Objective: Copy the lines holding the word "within", all of them.
Begin Record extracts
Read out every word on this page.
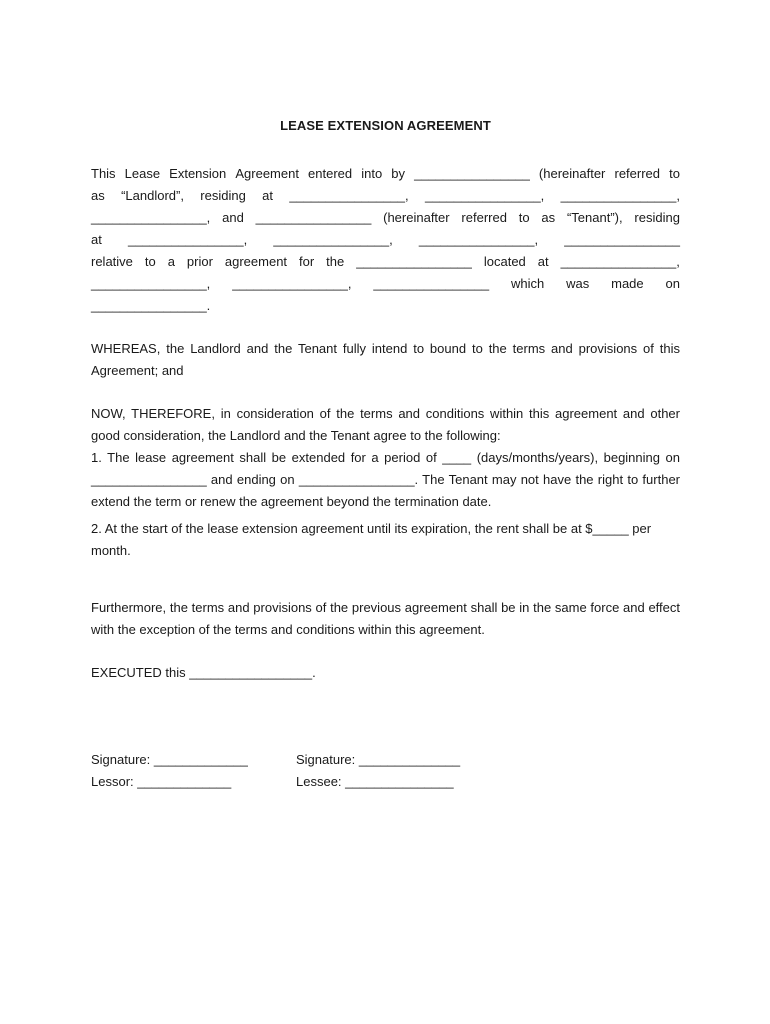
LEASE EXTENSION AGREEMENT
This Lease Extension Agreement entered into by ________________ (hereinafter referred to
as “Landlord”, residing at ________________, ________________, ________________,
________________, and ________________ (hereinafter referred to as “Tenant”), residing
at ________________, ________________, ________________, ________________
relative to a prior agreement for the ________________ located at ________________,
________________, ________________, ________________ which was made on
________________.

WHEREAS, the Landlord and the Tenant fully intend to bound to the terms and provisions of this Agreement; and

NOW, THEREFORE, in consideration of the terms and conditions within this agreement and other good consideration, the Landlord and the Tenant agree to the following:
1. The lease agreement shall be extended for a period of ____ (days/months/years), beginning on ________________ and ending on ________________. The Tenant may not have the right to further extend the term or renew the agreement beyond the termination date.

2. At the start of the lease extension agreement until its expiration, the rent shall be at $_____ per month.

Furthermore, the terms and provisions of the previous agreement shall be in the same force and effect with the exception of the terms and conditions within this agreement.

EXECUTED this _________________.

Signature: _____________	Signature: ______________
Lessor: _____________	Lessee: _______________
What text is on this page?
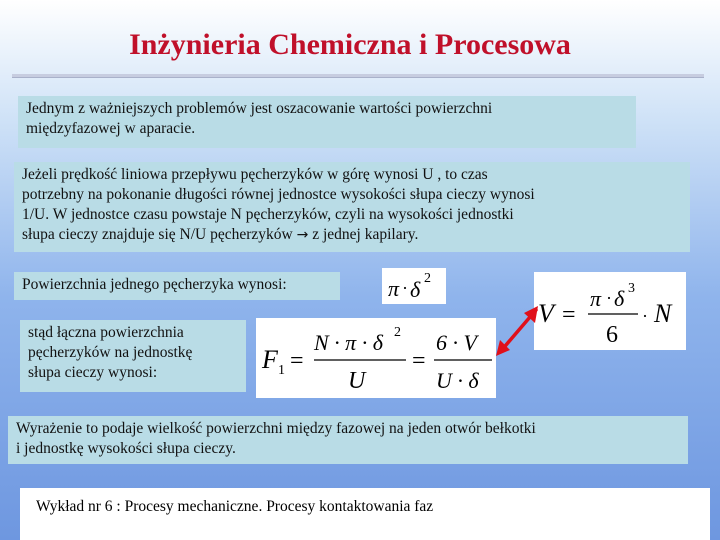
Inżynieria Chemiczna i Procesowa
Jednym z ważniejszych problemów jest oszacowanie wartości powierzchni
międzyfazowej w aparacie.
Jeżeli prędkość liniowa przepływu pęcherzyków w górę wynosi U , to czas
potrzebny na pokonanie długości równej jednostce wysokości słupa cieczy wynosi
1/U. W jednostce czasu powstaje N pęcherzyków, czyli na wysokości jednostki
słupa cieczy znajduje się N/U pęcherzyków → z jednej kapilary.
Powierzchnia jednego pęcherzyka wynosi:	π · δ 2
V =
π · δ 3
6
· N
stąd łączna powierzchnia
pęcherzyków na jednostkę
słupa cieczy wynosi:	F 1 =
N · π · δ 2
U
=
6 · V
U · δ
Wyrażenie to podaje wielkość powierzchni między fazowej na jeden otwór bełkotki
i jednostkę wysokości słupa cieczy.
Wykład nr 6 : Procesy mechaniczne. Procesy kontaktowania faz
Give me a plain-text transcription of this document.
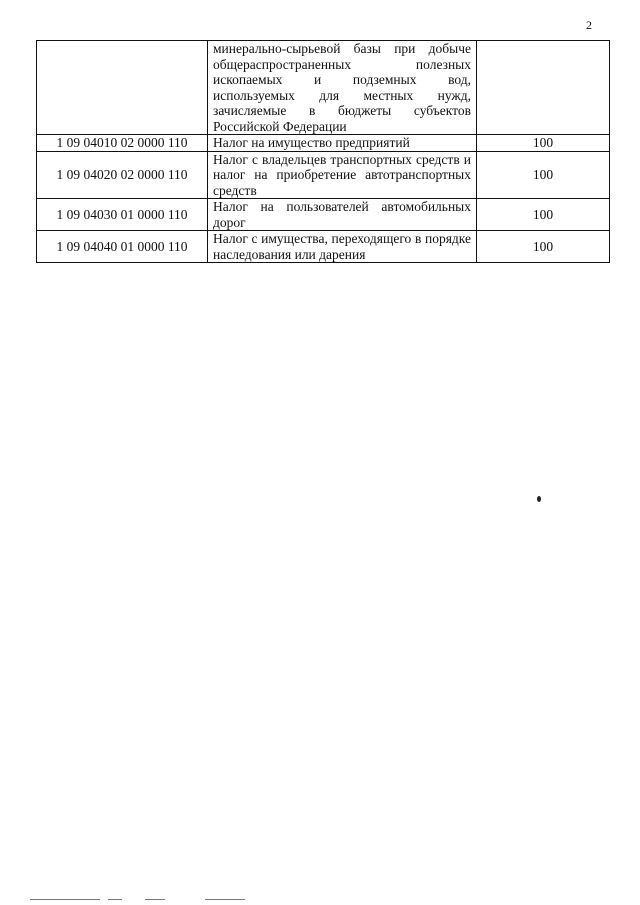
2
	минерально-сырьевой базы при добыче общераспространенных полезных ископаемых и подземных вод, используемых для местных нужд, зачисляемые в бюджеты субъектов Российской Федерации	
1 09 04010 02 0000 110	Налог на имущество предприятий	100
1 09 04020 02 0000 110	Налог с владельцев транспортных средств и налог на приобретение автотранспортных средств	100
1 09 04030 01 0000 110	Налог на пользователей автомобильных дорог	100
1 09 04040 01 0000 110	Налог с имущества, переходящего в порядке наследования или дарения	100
End Record extracts
Worked solution:
NOW, THEREFORE, in consideration of the terms and conditions within this agreement and other good consideration, the Landlord and the Tenant agree to the following:
Furthermore, the terms and provisions of the previous agreement shall be in the same force and effect with the exception of the terms and conditions within this agreement.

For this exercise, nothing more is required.